Records for the task:
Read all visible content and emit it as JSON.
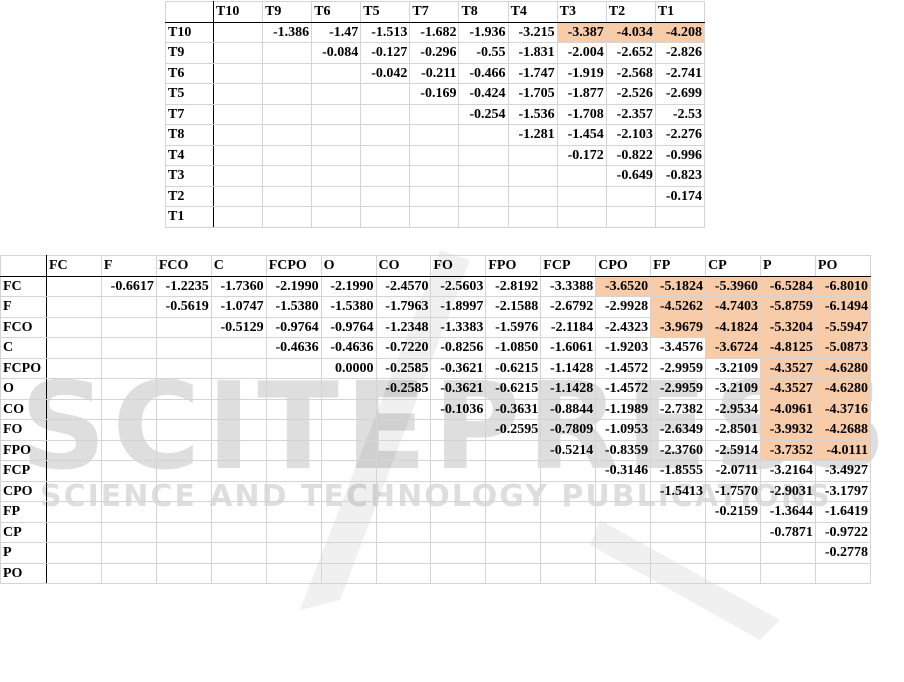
{
  "highlight_color": "#f8cba9",
  "watermark": {
    "main": "SCITEPRESS",
    "sub": "SCIENCE AND TECHNOLOGY PUBLICATIONS"
  },
  "table1": {
    "columns": [
      "T10",
      "T9",
      "T6",
      "T5",
      "T7",
      "T8",
      "T4",
      "T3",
      "T2",
      "T1"
    ],
    "rows": [
      {
        "label": "T10",
        "values": [
          "",
          "-1.386",
          "-1.47",
          "-1.513",
          "-1.682",
          "-1.936",
          "-3.215",
          "-3.387",
          "-4.034",
          "-4.208"
        ],
        "highlight": [
          "T3",
          "T2",
          "T1"
        ]
      },
      {
        "label": "T9",
        "values": [
          "",
          "",
          "-0.084",
          "-0.127",
          "-0.296",
          "-0.55",
          "-1.831",
          "-2.004",
          "-2.652",
          "-2.826"
        ],
        "highlight": []
      },
      {
        "label": "T6",
        "values": [
          "",
          "",
          "",
          "-0.042",
          "-0.211",
          "-0.466",
          "-1.747",
          "-1.919",
          "-2.568",
          "-2.741"
        ],
        "highlight": []
      },
      {
        "label": "T5",
        "values": [
          "",
          "",
          "",
          "",
          "-0.169",
          "-0.424",
          "-1.705",
          "-1.877",
          "-2.526",
          "-2.699"
        ],
        "highlight": []
      },
      {
        "label": "T7",
        "values": [
          "",
          "",
          "",
          "",
          "",
          "-0.254",
          "-1.536",
          "-1.708",
          "-2.357",
          "-2.53"
        ],
        "highlight": []
      },
      {
        "label": "T8",
        "values": [
          "",
          "",
          "",
          "",
          "",
          "",
          "-1.281",
          "-1.454",
          "-2.103",
          "-2.276"
        ],
        "highlight": []
      },
      {
        "label": "T4",
        "values": [
          "",
          "",
          "",
          "",
          "",
          "",
          "",
          "-0.172",
          "-0.822",
          "-0.996"
        ],
        "highlight": []
      },
      {
        "label": "T3",
        "values": [
          "",
          "",
          "",
          "",
          "",
          "",
          "",
          "",
          "-0.649",
          "-0.823"
        ],
        "highlight": []
      },
      {
        "label": "T2",
        "values": [
          "",
          "",
          "",
          "",
          "",
          "",
          "",
          "",
          "",
          "-0.174"
        ],
        "highlight": []
      },
      {
        "label": "T1",
        "values": [
          "",
          "",
          "",
          "",
          "",
          "",
          "",
          "",
          "",
          ""
        ],
        "highlight": []
      }
    ]
  },
  "table2": {
    "columns": [
      "FC",
      "F",
      "FCO",
      "C",
      "FCPO",
      "O",
      "CO",
      "FO",
      "FPO",
      "FCP",
      "CPO",
      "FP",
      "CP",
      "P",
      "PO"
    ],
    "rows": [
      {
        "label": "FC",
        "values": [
          "",
          "-0.6617",
          "-1.2235",
          "-1.7360",
          "-2.1990",
          "-2.1990",
          "-2.4570",
          "-2.5603",
          "-2.8192",
          "-3.3388",
          "-3.6520",
          "-5.1824",
          "-5.3960",
          "-6.5284",
          "-6.8010"
        ],
        "highlight": [
          "CPO",
          "FP",
          "CP",
          "P",
          "PO"
        ]
      },
      {
        "label": "F",
        "values": [
          "",
          "",
          "-0.5619",
          "-1.0747",
          "-1.5380",
          "-1.5380",
          "-1.7963",
          "-1.8997",
          "-2.1588",
          "-2.6792",
          "-2.9928",
          "-4.5262",
          "-4.7403",
          "-5.8759",
          "-6.1494"
        ],
        "highlight": [
          "FP",
          "CP",
          "P",
          "PO"
        ]
      },
      {
        "label": "FCO",
        "values": [
          "",
          "",
          "",
          "-0.5129",
          "-0.9764",
          "-0.9764",
          "-1.2348",
          "-1.3383",
          "-1.5976",
          "-2.1184",
          "-2.4323",
          "-3.9679",
          "-4.1824",
          "-5.3204",
          "-5.5947"
        ],
        "highlight": [
          "FP",
          "CP",
          "P",
          "PO"
        ]
      },
      {
        "label": "C",
        "values": [
          "",
          "",
          "",
          "",
          "-0.4636",
          "-0.4636",
          "-0.7220",
          "-0.8256",
          "-1.0850",
          "-1.6061",
          "-1.9203",
          "-3.4576",
          "-3.6724",
          "-4.8125",
          "-5.0873"
        ],
        "highlight": [
          "CP",
          "P",
          "PO"
        ]
      },
      {
        "label": "FCPO",
        "values": [
          "",
          "",
          "",
          "",
          "",
          "0.0000",
          "-0.2585",
          "-0.3621",
          "-0.6215",
          "-1.1428",
          "-1.4572",
          "-2.9959",
          "-3.2109",
          "-4.3527",
          "-4.6280"
        ],
        "highlight": [
          "P",
          "PO"
        ]
      },
      {
        "label": "O",
        "values": [
          "",
          "",
          "",
          "",
          "",
          "",
          "-0.2585",
          "-0.3621",
          "-0.6215",
          "-1.1428",
          "-1.4572",
          "-2.9959",
          "-3.2109",
          "-4.3527",
          "-4.6280"
        ],
        "highlight": [
          "P",
          "PO"
        ]
      },
      {
        "label": "CO",
        "values": [
          "",
          "",
          "",
          "",
          "",
          "",
          "",
          "-0.1036",
          "-0.3631",
          "-0.8844",
          "-1.1989",
          "-2.7382",
          "-2.9534",
          "-4.0961",
          "-4.3716"
        ],
        "highlight": [
          "P",
          "PO"
        ]
      },
      {
        "label": "FO",
        "values": [
          "",
          "",
          "",
          "",
          "",
          "",
          "",
          "",
          "-0.2595",
          "-0.7809",
          "-1.0953",
          "-2.6349",
          "-2.8501",
          "-3.9932",
          "-4.2688"
        ],
        "highlight": [
          "P",
          "PO"
        ]
      },
      {
        "label": "FPO",
        "values": [
          "",
          "",
          "",
          "",
          "",
          "",
          "",
          "",
          "",
          "-0.5214",
          "-0.8359",
          "-2.3760",
          "-2.5914",
          "-3.7352",
          "-4.0111"
        ],
        "highlight": [
          "P",
          "PO"
        ]
      },
      {
        "label": "FCP",
        "values": [
          "",
          "",
          "",
          "",
          "",
          "",
          "",
          "",
          "",
          "",
          "-0.3146",
          "-1.8555",
          "-2.0711",
          "-3.2164",
          "-3.4927"
        ],
        "highlight": []
      },
      {
        "label": "CPO",
        "values": [
          "",
          "",
          "",
          "",
          "",
          "",
          "",
          "",
          "",
          "",
          "",
          "-1.5413",
          "-1.7570",
          "-2.9031",
          "-3.1797"
        ],
        "highlight": []
      },
      {
        "label": "FP",
        "values": [
          "",
          "",
          "",
          "",
          "",
          "",
          "",
          "",
          "",
          "",
          "",
          "",
          "-0.2159",
          "-1.3644",
          "-1.6419"
        ],
        "highlight": []
      },
      {
        "label": "CP",
        "values": [
          "",
          "",
          "",
          "",
          "",
          "",
          "",
          "",
          "",
          "",
          "",
          "",
          "",
          "-0.7871",
          "-0.9722"
        ],
        "highlight": []
      },
      {
        "label": "P",
        "values": [
          "",
          "",
          "",
          "",
          "",
          "",
          "",
          "",
          "",
          "",
          "",
          "",
          "",
          "",
          "-0.2778"
        ],
        "highlight": []
      },
      {
        "label": "PO",
        "values": [
          "",
          "",
          "",
          "",
          "",
          "",
          "",
          "",
          "",
          "",
          "",
          "",
          "",
          "",
          ""
        ],
        "highlight": []
      }
    ]
  }
}
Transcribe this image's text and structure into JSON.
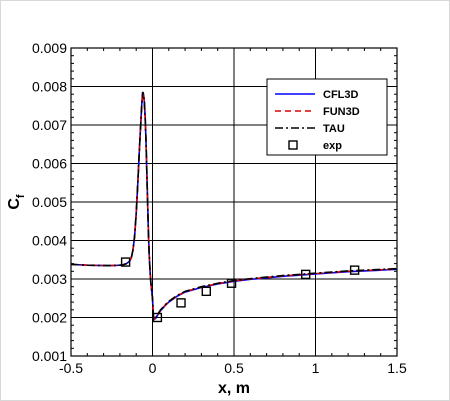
{
  "chart_data": {
    "type": "line",
    "title": "",
    "xlabel": "x, m",
    "ylabel": "C",
    "ylabel_subscript": "f",
    "xlim": [
      -0.5,
      1.5
    ],
    "ylim": [
      0.001,
      0.009
    ],
    "xticks": [
      -0.5,
      0,
      0.5,
      1,
      1.5
    ],
    "xtick_labels": [
      "-0.5",
      "0",
      "0.5",
      "1",
      "1.5"
    ],
    "yticks": [
      0.001,
      0.002,
      0.003,
      0.004,
      0.005,
      0.006,
      0.007,
      0.008,
      0.009
    ],
    "ytick_labels": [
      "0.001",
      "0.002",
      "0.003",
      "0.004",
      "0.005",
      "0.006",
      "0.007",
      "0.008",
      "0.009"
    ],
    "grid": true,
    "legend_position": "top-right",
    "series": [
      {
        "name": "CFL3D",
        "style": "solid",
        "color": "#0000ff",
        "x": [
          -0.5,
          -0.4,
          -0.3,
          -0.25,
          -0.2,
          -0.18,
          -0.16,
          -0.15,
          -0.14,
          -0.13,
          -0.12,
          -0.11,
          -0.1,
          -0.09,
          -0.08,
          -0.07,
          -0.065,
          -0.06,
          -0.055,
          -0.05,
          -0.045,
          -0.04,
          -0.035,
          -0.03,
          -0.025,
          -0.02,
          -0.015,
          -0.01,
          -0.005,
          0.0,
          0.005,
          0.01,
          0.02,
          0.03,
          0.05,
          0.08,
          0.1,
          0.15,
          0.2,
          0.3,
          0.4,
          0.5,
          0.6,
          0.7,
          0.8,
          0.9,
          1.0,
          1.1,
          1.2,
          1.3,
          1.4,
          1.5
        ],
        "y": [
          0.00338,
          0.00336,
          0.00335,
          0.00335,
          0.00336,
          0.00337,
          0.0034,
          0.00343,
          0.00347,
          0.00355,
          0.00375,
          0.0041,
          0.0047,
          0.0055,
          0.0064,
          0.0072,
          0.0076,
          0.00785,
          0.0078,
          0.0076,
          0.0072,
          0.0066,
          0.0058,
          0.005,
          0.0042,
          0.0036,
          0.0032,
          0.0029,
          0.0027,
          0.0025,
          0.00205,
          0.00195,
          0.00198,
          0.00205,
          0.00218,
          0.00232,
          0.0024,
          0.00255,
          0.00266,
          0.00278,
          0.00287,
          0.00294,
          0.00299,
          0.00303,
          0.00307,
          0.0031,
          0.00313,
          0.00316,
          0.00319,
          0.00321,
          0.00323,
          0.00325
        ]
      },
      {
        "name": "FUN3D",
        "style": "dashed",
        "color": "#dd0000",
        "x": [
          -0.5,
          -0.4,
          -0.3,
          -0.25,
          -0.2,
          -0.18,
          -0.16,
          -0.15,
          -0.14,
          -0.13,
          -0.12,
          -0.11,
          -0.1,
          -0.09,
          -0.08,
          -0.07,
          -0.065,
          -0.06,
          -0.055,
          -0.05,
          -0.045,
          -0.04,
          -0.035,
          -0.03,
          -0.025,
          -0.02,
          -0.015,
          -0.01,
          -0.005,
          0.0,
          0.005,
          0.01,
          0.02,
          0.03,
          0.05,
          0.08,
          0.1,
          0.15,
          0.2,
          0.3,
          0.4,
          0.5,
          0.6,
          0.7,
          0.8,
          0.9,
          1.0,
          1.1,
          1.2,
          1.3,
          1.4,
          1.5
        ],
        "y": [
          0.00338,
          0.00336,
          0.00335,
          0.00335,
          0.00336,
          0.00337,
          0.0034,
          0.00343,
          0.00347,
          0.00355,
          0.00375,
          0.0041,
          0.0047,
          0.0055,
          0.0064,
          0.0072,
          0.0076,
          0.00782,
          0.00778,
          0.0076,
          0.0072,
          0.0066,
          0.0058,
          0.005,
          0.0042,
          0.0036,
          0.0032,
          0.0029,
          0.0027,
          0.0025,
          0.00205,
          0.00196,
          0.00199,
          0.00206,
          0.00219,
          0.00233,
          0.00241,
          0.00256,
          0.00267,
          0.00279,
          0.00288,
          0.00295,
          0.003,
          0.00304,
          0.00308,
          0.00311,
          0.00314,
          0.00317,
          0.0032,
          0.00322,
          0.00324,
          0.00326
        ]
      },
      {
        "name": "TAU",
        "style": "dashdot",
        "color": "#000000",
        "x": [
          -0.5,
          -0.4,
          -0.3,
          -0.25,
          -0.2,
          -0.18,
          -0.16,
          -0.15,
          -0.14,
          -0.13,
          -0.12,
          -0.11,
          -0.1,
          -0.09,
          -0.08,
          -0.07,
          -0.065,
          -0.06,
          -0.055,
          -0.05,
          -0.045,
          -0.04,
          -0.035,
          -0.03,
          -0.025,
          -0.02,
          -0.015,
          -0.01,
          -0.005,
          0.0,
          0.005,
          0.01,
          0.02,
          0.03,
          0.05,
          0.08,
          0.1,
          0.15,
          0.2,
          0.3,
          0.4,
          0.5,
          0.6,
          0.7,
          0.8,
          0.9,
          1.0,
          1.1,
          1.2,
          1.3,
          1.4,
          1.5
        ],
        "y": [
          0.00338,
          0.00336,
          0.00335,
          0.00335,
          0.00336,
          0.00337,
          0.0034,
          0.00343,
          0.00347,
          0.00355,
          0.00375,
          0.0041,
          0.0047,
          0.0055,
          0.0064,
          0.0072,
          0.0076,
          0.00786,
          0.0078,
          0.0076,
          0.0072,
          0.0066,
          0.0058,
          0.005,
          0.0042,
          0.0036,
          0.0032,
          0.0029,
          0.0027,
          0.0025,
          0.00205,
          0.00197,
          0.002,
          0.00207,
          0.0022,
          0.00234,
          0.00242,
          0.00257,
          0.00268,
          0.0028,
          0.00289,
          0.00296,
          0.00301,
          0.00305,
          0.00309,
          0.00312,
          0.00315,
          0.00318,
          0.00321,
          0.00323,
          0.00325,
          0.00327
        ]
      },
      {
        "name": "exp",
        "style": "markers",
        "marker": "square",
        "color": "#000000",
        "x": [
          -0.165,
          0.03,
          0.175,
          0.33,
          0.485,
          0.94,
          1.24
        ],
        "y": [
          0.00344,
          0.002,
          0.00238,
          0.00268,
          0.00289,
          0.00312,
          0.00323
        ]
      }
    ]
  }
}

Task: Pick out and copy every line that contains the word "JSON".

The reply:
Read all visible content and emit it as JSON.
Transcribe this image's text and structure into JSON.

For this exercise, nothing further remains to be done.